### SET TASK
Strip the pictures and reproduce the rest of the listing exactly.

::::::

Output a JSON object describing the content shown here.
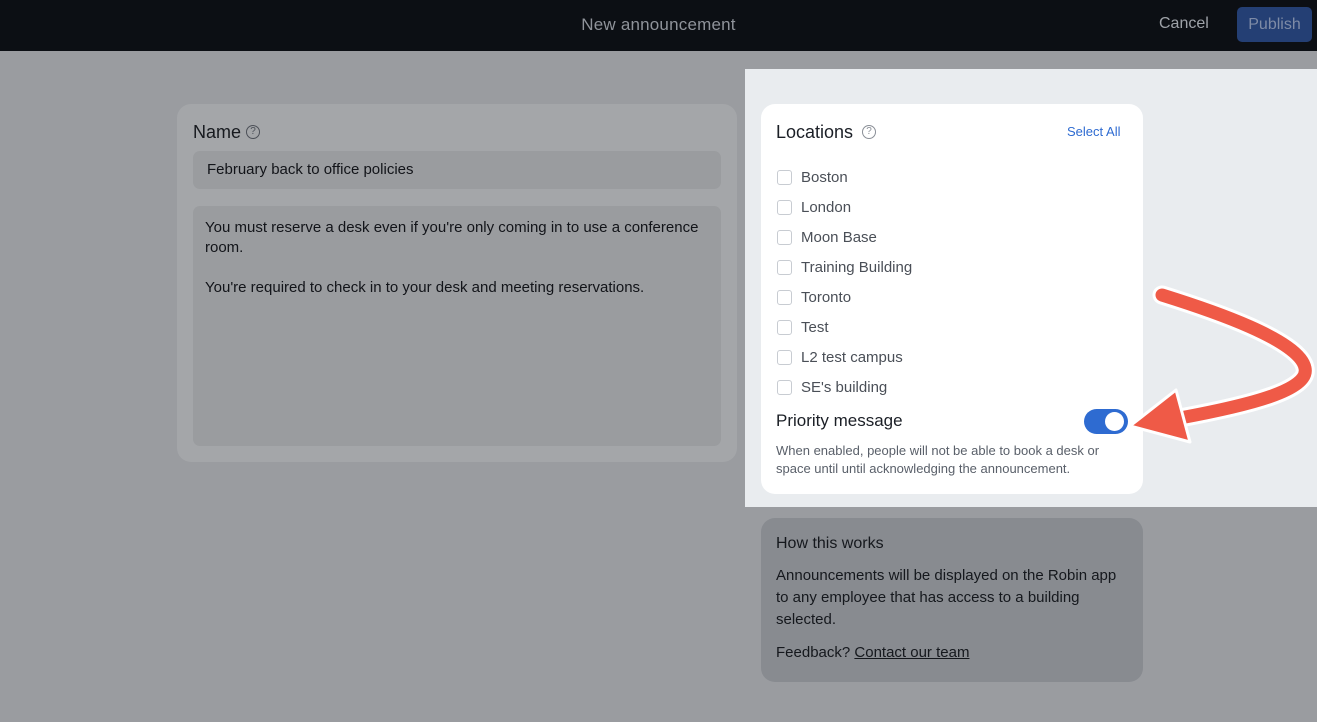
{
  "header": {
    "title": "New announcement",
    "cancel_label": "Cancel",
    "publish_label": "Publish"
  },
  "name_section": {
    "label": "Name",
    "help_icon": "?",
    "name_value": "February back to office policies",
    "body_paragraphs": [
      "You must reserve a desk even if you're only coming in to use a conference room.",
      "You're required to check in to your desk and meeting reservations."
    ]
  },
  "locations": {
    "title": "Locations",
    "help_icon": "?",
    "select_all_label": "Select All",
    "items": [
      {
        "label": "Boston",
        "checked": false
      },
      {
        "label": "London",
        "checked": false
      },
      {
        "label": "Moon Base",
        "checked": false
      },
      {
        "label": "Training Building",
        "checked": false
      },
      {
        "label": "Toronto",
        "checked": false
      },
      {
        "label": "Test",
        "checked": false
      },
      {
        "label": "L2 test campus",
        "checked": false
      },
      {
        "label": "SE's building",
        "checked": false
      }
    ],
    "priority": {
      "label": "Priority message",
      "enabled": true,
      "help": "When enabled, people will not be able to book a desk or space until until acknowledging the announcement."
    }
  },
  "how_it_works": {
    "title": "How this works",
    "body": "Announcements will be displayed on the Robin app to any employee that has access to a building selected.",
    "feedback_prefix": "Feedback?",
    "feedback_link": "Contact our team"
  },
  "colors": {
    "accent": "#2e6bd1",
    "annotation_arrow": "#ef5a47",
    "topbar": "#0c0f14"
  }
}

::::::

### PROBLEM SOLUTION
Output a JSON object describing the content shown here.
{
  "header": {
    "title": "New announcement",
    "cancel_label": "Cancel",
    "publish_label": "Publish"
  },
  "name_section": {
    "label": "Name",
    "help_icon": "?",
    "name_value": "February back to office policies",
    "body_paragraphs": [
      "You must reserve a desk even if you're only coming in to use a conference room.",
      "You're required to check in to your desk and meeting reservations."
    ]
  },
  "locations": {
    "title": "Locations",
    "help_icon": "?",
    "select_all_label": "Select All",
    "items": [
      {
        "label": "Boston",
        "checked": false
      },
      {
        "label": "London",
        "checked": false
      },
      {
        "label": "Moon Base",
        "checked": false
      },
      {
        "label": "Training Building",
        "checked": false
      },
      {
        "label": "Toronto",
        "checked": false
      },
      {
        "label": "Test",
        "checked": false
      },
      {
        "label": "L2 test campus",
        "checked": false
      },
      {
        "label": "SE's building",
        "checked": false
      }
    ],
    "priority": {
      "label": "Priority message",
      "enabled": true,
      "help": "When enabled, people will not be able to book a desk or space until until acknowledging the announcement."
    }
  },
  "how_it_works": {
    "title": "How this works",
    "body": "Announcements will be displayed on the Robin app to any employee that has access to a building selected.",
    "feedback_prefix": "Feedback?",
    "feedback_link": "Contact our team"
  },
  "colors": {
    "accent": "#2e6bd1",
    "annotation_arrow": "#ef5a47",
    "topbar": "#0c0f14"
  }
}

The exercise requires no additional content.